— start —
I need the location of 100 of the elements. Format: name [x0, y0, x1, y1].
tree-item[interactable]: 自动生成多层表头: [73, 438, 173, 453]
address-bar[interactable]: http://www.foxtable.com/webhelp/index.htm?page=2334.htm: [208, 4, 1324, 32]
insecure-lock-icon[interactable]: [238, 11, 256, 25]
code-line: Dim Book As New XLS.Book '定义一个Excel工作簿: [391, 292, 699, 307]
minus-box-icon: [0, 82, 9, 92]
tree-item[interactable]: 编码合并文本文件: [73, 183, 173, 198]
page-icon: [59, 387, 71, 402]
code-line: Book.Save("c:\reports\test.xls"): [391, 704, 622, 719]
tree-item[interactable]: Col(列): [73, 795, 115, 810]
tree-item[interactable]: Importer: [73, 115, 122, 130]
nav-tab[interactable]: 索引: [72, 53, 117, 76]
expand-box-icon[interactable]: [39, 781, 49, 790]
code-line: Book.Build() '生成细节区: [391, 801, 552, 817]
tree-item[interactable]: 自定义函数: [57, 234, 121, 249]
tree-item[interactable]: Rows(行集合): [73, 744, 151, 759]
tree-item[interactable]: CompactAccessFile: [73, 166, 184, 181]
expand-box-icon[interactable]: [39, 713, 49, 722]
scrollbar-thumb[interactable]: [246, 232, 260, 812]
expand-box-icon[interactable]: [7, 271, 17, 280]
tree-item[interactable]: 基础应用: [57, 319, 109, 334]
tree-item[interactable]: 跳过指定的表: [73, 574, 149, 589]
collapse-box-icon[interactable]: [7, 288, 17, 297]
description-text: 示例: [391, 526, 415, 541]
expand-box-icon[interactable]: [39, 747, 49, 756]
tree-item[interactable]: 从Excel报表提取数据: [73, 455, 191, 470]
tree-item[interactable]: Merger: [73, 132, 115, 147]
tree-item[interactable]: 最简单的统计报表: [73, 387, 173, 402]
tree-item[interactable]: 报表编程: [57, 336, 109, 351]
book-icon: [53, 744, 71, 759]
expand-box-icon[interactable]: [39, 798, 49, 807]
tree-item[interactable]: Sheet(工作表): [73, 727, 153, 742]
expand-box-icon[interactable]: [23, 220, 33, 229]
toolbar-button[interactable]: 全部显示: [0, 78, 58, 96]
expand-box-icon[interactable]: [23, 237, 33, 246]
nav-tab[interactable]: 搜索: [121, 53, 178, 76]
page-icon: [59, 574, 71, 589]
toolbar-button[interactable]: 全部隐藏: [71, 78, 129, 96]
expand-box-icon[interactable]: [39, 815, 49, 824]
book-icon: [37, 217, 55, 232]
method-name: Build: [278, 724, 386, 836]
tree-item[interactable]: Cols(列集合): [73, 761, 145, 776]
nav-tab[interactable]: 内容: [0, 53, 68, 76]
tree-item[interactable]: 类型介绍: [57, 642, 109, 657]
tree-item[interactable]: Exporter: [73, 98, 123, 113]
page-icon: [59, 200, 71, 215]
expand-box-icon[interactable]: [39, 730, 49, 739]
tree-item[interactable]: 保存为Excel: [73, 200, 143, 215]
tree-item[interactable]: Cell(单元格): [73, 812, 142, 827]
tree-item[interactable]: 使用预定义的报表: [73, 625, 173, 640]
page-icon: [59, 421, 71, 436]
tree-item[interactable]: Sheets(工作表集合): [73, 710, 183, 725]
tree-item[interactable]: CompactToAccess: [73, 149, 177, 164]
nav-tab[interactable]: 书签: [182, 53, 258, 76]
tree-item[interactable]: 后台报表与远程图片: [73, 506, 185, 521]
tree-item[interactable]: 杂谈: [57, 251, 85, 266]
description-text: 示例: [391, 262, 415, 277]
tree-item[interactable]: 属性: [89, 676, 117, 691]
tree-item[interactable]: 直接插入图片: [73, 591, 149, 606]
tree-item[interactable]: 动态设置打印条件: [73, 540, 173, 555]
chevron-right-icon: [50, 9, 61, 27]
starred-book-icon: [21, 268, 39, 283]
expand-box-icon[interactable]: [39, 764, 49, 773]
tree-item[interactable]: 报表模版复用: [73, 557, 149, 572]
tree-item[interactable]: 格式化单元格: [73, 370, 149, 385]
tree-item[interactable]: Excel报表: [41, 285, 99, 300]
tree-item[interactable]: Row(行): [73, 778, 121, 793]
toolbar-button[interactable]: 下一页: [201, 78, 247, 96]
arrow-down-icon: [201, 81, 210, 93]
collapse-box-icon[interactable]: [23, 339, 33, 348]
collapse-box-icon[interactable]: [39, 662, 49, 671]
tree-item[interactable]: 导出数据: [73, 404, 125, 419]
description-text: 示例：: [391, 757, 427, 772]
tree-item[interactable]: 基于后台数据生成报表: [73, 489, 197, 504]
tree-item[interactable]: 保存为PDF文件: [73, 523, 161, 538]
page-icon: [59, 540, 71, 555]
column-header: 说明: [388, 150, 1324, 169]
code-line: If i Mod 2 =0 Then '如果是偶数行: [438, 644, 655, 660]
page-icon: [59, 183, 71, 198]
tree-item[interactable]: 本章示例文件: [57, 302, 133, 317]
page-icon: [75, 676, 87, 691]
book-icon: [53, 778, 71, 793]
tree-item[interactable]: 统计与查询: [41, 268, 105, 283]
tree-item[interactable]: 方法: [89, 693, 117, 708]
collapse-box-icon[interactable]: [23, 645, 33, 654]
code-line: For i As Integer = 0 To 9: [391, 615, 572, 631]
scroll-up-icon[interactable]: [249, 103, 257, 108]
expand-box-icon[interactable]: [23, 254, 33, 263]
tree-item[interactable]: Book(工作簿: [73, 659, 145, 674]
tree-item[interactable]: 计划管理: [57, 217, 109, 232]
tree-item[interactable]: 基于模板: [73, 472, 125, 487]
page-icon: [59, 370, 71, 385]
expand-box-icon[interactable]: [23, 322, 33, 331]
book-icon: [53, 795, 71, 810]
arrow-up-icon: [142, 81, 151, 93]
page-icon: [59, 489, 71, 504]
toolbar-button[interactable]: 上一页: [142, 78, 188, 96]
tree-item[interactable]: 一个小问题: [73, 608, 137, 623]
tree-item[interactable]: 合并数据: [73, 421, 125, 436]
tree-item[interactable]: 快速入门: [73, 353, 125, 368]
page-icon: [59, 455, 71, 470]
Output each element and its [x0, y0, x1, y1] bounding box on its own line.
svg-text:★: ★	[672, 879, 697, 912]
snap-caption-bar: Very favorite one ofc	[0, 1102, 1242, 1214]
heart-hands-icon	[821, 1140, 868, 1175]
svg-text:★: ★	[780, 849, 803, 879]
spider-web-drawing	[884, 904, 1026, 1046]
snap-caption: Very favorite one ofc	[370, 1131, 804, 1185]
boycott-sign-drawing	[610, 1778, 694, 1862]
— end —
→ **EXERCISE DIRECTIONS**: Reproduce the material above line for line, keeping every character unchanged.

→ **REPLY TO THE EXERCISE**:
I need the location of 100 of the elements. Format: name [x0, y0, x1, y1].
tree-item[interactable]: 自动生成多层表头: [73, 438, 173, 453]
address-bar[interactable]: http://www.foxtable.com/webhelp/index.htm?page=2334.htm: [208, 4, 1324, 32]
insecure-lock-icon[interactable]: [238, 11, 256, 25]
code-line: Dim Book As New XLS.Book '定义一个Excel工作簿: [391, 292, 699, 307]
minus-box-icon: [0, 82, 9, 92]
tree-item[interactable]: 编码合并文本文件: [73, 183, 173, 198]
page-icon: [59, 387, 71, 402]
code-line: Book.Save("c:\reports\test.xls"): [391, 704, 622, 719]
tree-item[interactable]: Col(列): [73, 795, 115, 810]
tree-item[interactable]: Importer: [73, 115, 122, 130]
nav-tab[interactable]: 索引: [72, 53, 117, 76]
expand-box-icon[interactable]: [39, 781, 49, 790]
code-line: Book.Build() '生成细节区: [391, 801, 552, 817]
tree-item[interactable]: 自定义函数: [57, 234, 121, 249]
tree-item[interactable]: Rows(行集合): [73, 744, 151, 759]
tree-item[interactable]: CompactAccessFile: [73, 166, 184, 181]
expand-box-icon[interactable]: [39, 713, 49, 722]
scrollbar-thumb[interactable]: [246, 232, 260, 812]
expand-box-icon[interactable]: [7, 271, 17, 280]
tree-item[interactable]: 基础应用: [57, 319, 109, 334]
tree-item[interactable]: 跳过指定的表: [73, 574, 149, 589]
collapse-box-icon[interactable]: [7, 288, 17, 297]
description-text: 示例: [391, 526, 415, 541]
expand-box-icon[interactable]: [39, 747, 49, 756]
tree-item[interactable]: 从Excel报表提取数据: [73, 455, 191, 470]
tree-item[interactable]: Merger: [73, 132, 115, 147]
tree-item[interactable]: 最简单的统计报表: [73, 387, 173, 402]
tree-item[interactable]: 报表编程: [57, 336, 109, 351]
book-icon: [53, 744, 71, 759]
expand-box-icon[interactable]: [39, 798, 49, 807]
tree-item[interactable]: Sheet(工作表): [73, 727, 153, 742]
expand-box-icon[interactable]: [23, 220, 33, 229]
toolbar-button[interactable]: 全部显示: [0, 78, 58, 96]
expand-box-icon[interactable]: [23, 237, 33, 246]
nav-tab[interactable]: 搜索: [121, 53, 178, 76]
page-icon: [59, 574, 71, 589]
toolbar-button[interactable]: 全部隐藏: [71, 78, 129, 96]
expand-box-icon[interactable]: [39, 815, 49, 824]
book-icon: [37, 217, 55, 232]
method-name: Build: [278, 724, 386, 836]
tree-item[interactable]: Cols(列集合): [73, 761, 145, 776]
nav-tab[interactable]: 内容: [0, 53, 68, 76]
tree-item[interactable]: 类型介绍: [57, 642, 109, 657]
tree-item[interactable]: Exporter: [73, 98, 123, 113]
page-icon: [59, 200, 71, 215]
expand-box-icon[interactable]: [39, 730, 49, 739]
tree-item[interactable]: 保存为Excel: [73, 200, 143, 215]
tree-item[interactable]: Cell(单元格): [73, 812, 142, 827]
tree-item[interactable]: 使用预定义的报表: [73, 625, 173, 640]
page-icon: [59, 421, 71, 436]
tree-item[interactable]: Sheets(工作表集合): [73, 710, 183, 725]
tree-item[interactable]: CompactToAccess: [73, 149, 177, 164]
nav-tab[interactable]: 书签: [182, 53, 258, 76]
tree-item[interactable]: 后台报表与远程图片: [73, 506, 185, 521]
tree-item[interactable]: 杂谈: [57, 251, 85, 266]
description-text: 示例: [391, 262, 415, 277]
tree-item[interactable]: 属性: [89, 676, 117, 691]
tree-item[interactable]: 直接插入图片: [73, 591, 149, 606]
tree-item[interactable]: 动态设置打印条件: [73, 540, 173, 555]
chevron-right-icon: [50, 9, 61, 27]
starred-book-icon: [21, 268, 39, 283]
expand-box-icon[interactable]: [39, 764, 49, 773]
tree-item[interactable]: 报表模版复用: [73, 557, 149, 572]
tree-item[interactable]: 格式化单元格: [73, 370, 149, 385]
tree-item[interactable]: Excel报表: [41, 285, 99, 300]
tree-item[interactable]: Row(行): [73, 778, 121, 793]
toolbar-button[interactable]: 下一页: [201, 78, 247, 96]
arrow-down-icon: [201, 81, 210, 93]
collapse-box-icon[interactable]: [23, 339, 33, 348]
collapse-box-icon[interactable]: [39, 662, 49, 671]
tree-item[interactable]: 导出数据: [73, 404, 125, 419]
description-text: 示例：: [391, 757, 427, 772]
tree-item[interactable]: 基于后台数据生成报表: [73, 489, 197, 504]
tree-item[interactable]: 保存为PDF文件: [73, 523, 161, 538]
page-icon: [59, 540, 71, 555]
column-header: 说明: [388, 150, 1324, 169]
code-line: If i Mod 2 =0 Then '如果是偶数行: [438, 644, 655, 660]
page-icon: [59, 183, 71, 198]
tree-item[interactable]: 本章示例文件: [57, 302, 133, 317]
page-icon: [75, 676, 87, 691]
book-icon: [53, 778, 71, 793]
tree-item[interactable]: 统计与查询: [41, 268, 105, 283]
tree-item[interactable]: 方法: [89, 693, 117, 708]
collapse-box-icon[interactable]: [23, 645, 33, 654]
code-line: For i As Integer = 0 To 9: [391, 615, 572, 631]
scroll-up-icon[interactable]: [249, 103, 257, 108]
expand-box-icon[interactable]: [23, 254, 33, 263]
tree-item[interactable]: Book(工作簿: [73, 659, 145, 674]
tree-item[interactable]: 计划管理: [57, 217, 109, 232]
tree-item[interactable]: 基于模板: [73, 472, 125, 487]
page-icon: [59, 370, 71, 385]
expand-box-icon[interactable]: [23, 322, 33, 331]
book-icon: [53, 795, 71, 810]
arrow-up-icon: [142, 81, 151, 93]
page-icon: [59, 489, 71, 504]
toolbar-button[interactable]: 上一页: [142, 78, 188, 96]
tree-item[interactable]: 一个小问题: [73, 608, 137, 623]
tree-item[interactable]: 合并数据: [73, 421, 125, 436]
tree-item[interactable]: 快速入门: [73, 353, 125, 368]
page-icon: [59, 455, 71, 470]
Output each element and its [x0, y0, x1, y1] bounding box on its own line.
svg-text:★: ★	[672, 879, 697, 912]
snap-caption-bar: Very favorite one ofc	[0, 1102, 1242, 1214]
heart-hands-icon	[821, 1140, 868, 1175]
svg-text:★: ★	[780, 849, 803, 879]
spider-web-drawing	[884, 904, 1026, 1046]
snap-caption: Very favorite one ofc	[370, 1131, 804, 1185]
boycott-sign-drawing	[610, 1778, 694, 1862]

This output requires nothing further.